== MATERIAL ==
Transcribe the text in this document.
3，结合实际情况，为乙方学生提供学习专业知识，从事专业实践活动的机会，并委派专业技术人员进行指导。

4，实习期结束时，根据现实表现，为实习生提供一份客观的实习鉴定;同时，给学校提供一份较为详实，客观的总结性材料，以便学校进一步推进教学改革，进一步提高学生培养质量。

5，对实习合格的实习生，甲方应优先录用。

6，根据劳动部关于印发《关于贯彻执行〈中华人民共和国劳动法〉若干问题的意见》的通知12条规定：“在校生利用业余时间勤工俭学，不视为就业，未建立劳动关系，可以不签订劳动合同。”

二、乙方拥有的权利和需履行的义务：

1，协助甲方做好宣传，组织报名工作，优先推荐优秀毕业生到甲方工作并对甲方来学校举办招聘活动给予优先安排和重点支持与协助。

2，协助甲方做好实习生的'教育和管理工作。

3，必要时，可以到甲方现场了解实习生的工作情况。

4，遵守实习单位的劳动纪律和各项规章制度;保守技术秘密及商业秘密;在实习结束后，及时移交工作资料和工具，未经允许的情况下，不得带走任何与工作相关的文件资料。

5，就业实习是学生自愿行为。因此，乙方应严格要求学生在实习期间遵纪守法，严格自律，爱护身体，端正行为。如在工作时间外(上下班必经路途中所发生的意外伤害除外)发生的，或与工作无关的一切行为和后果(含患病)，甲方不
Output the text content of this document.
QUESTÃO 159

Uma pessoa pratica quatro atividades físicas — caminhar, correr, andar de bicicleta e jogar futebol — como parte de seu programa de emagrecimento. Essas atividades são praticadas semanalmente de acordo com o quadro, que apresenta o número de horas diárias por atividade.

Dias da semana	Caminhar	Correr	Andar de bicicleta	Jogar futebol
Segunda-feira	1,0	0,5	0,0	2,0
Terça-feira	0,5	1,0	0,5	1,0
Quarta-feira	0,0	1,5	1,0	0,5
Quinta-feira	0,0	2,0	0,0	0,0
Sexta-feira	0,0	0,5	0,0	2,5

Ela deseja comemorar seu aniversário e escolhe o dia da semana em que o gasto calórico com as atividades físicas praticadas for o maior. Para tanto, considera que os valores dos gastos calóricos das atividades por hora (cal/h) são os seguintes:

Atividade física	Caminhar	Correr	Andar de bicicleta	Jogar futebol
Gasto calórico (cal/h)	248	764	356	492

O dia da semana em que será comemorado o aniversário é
===
TASK DESCRIPTION. Copy all lines from the material that hold "praticadas".

THE COMPLETED TASK.
Uma pessoa pratica quatro atividades físicas — caminhar, correr, andar de bicicleta e jogar futebol — como parte de seu programa de emagrecimento. Essas atividades são praticadas semanalmente de acordo com o quadro, que apresenta o número de horas diárias por atividade.
Ela deseja comemorar seu aniversário e escolhe o dia da semana em que o gasto calórico com as atividades físicas praticadas for o maior. Para tanto, considera que os valores dos gastos calóricos das atividades por hora (cal/h) são os seguintes:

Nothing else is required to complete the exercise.